(begin)
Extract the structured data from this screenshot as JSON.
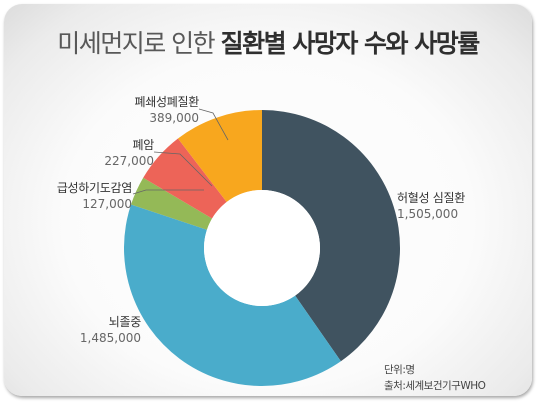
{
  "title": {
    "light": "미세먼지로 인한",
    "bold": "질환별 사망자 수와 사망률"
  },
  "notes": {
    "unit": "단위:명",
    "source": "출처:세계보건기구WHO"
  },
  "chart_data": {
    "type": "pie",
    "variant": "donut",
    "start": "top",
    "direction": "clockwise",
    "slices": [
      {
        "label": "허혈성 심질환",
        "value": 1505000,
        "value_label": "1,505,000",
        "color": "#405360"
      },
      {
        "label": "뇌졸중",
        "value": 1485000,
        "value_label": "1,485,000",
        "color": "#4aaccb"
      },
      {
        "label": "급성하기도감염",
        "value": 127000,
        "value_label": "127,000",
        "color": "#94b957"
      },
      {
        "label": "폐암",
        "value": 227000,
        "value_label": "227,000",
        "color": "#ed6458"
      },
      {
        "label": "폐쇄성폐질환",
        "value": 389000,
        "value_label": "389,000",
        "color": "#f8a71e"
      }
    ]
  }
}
(end)
From the material above, copy everything exactly but the pictures.

The output —
Extract the structured data from this screenshot as JSON.
{
  "title": {
    "light": "미세먼지로 인한",
    "bold": "질환별 사망자 수와 사망률"
  },
  "notes": {
    "unit": "단위:명",
    "source": "출처:세계보건기구WHO"
  },
  "chart_data": {
    "type": "pie",
    "variant": "donut",
    "start": "top",
    "direction": "clockwise",
    "slices": [
      {
        "label": "허혈성 심질환",
        "value": 1505000,
        "value_label": "1,505,000",
        "color": "#405360"
      },
      {
        "label": "뇌졸중",
        "value": 1485000,
        "value_label": "1,485,000",
        "color": "#4aaccb"
      },
      {
        "label": "급성하기도감염",
        "value": 127000,
        "value_label": "127,000",
        "color": "#94b957"
      },
      {
        "label": "폐암",
        "value": 227000,
        "value_label": "227,000",
        "color": "#ed6458"
      },
      {
        "label": "폐쇄성폐질환",
        "value": 389000,
        "value_label": "389,000",
        "color": "#f8a71e"
      }
    ]
  }
}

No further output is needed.